WRITTEN REQUEST :: Collect every line in the entries below that contains the string "caption", and copy each one in full. Case counts when matching.

>> start

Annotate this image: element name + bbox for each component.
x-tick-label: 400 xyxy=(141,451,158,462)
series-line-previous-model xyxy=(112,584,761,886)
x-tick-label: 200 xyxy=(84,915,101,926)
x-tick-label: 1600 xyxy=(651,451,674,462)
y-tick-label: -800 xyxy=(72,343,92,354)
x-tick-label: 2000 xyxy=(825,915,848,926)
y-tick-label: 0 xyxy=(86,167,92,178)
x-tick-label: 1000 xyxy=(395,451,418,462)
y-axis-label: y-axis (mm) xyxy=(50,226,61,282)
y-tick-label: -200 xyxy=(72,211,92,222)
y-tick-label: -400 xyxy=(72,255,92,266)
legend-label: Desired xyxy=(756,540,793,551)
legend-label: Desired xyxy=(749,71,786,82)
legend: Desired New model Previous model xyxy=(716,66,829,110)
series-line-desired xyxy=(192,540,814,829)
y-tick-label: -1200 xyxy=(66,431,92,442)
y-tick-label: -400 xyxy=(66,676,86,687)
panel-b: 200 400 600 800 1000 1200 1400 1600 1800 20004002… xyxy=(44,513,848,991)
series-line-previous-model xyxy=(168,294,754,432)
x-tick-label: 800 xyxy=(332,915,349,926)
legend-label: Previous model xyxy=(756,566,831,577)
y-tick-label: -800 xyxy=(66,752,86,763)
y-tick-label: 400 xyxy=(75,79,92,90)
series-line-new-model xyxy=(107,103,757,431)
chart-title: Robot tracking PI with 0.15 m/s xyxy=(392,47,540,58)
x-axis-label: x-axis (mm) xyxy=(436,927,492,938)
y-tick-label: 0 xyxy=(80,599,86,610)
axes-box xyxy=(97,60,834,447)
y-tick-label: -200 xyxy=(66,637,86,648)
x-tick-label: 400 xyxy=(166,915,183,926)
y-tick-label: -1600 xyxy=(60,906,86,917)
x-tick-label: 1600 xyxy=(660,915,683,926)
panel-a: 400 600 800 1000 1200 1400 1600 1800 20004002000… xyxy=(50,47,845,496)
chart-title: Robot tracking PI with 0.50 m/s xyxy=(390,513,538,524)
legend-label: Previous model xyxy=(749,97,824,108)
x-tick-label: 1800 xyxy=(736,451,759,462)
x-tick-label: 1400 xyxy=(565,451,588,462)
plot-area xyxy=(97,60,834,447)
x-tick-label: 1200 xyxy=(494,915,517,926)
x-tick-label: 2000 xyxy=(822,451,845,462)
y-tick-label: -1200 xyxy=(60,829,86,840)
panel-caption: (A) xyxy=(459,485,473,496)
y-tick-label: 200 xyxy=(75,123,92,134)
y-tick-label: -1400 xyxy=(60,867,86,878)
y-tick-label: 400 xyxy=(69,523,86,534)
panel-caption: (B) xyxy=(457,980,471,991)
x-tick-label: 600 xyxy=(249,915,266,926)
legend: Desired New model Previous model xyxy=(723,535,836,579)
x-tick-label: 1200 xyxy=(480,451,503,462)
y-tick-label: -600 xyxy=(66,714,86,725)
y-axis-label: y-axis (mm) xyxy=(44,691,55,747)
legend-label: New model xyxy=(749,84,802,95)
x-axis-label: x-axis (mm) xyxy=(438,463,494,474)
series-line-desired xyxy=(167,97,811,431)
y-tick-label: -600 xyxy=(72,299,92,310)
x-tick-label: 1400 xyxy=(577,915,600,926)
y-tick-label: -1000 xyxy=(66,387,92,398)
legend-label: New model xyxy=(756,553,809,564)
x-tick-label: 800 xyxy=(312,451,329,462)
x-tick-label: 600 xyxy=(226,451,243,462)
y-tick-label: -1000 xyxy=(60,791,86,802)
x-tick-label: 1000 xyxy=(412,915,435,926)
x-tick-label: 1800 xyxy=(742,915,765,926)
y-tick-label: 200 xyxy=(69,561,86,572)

>> end

WRITTEN SOLUTION ::
panel-caption: (A) xyxy=(459,485,473,496)
panel-caption: (B) xyxy=(457,980,471,991)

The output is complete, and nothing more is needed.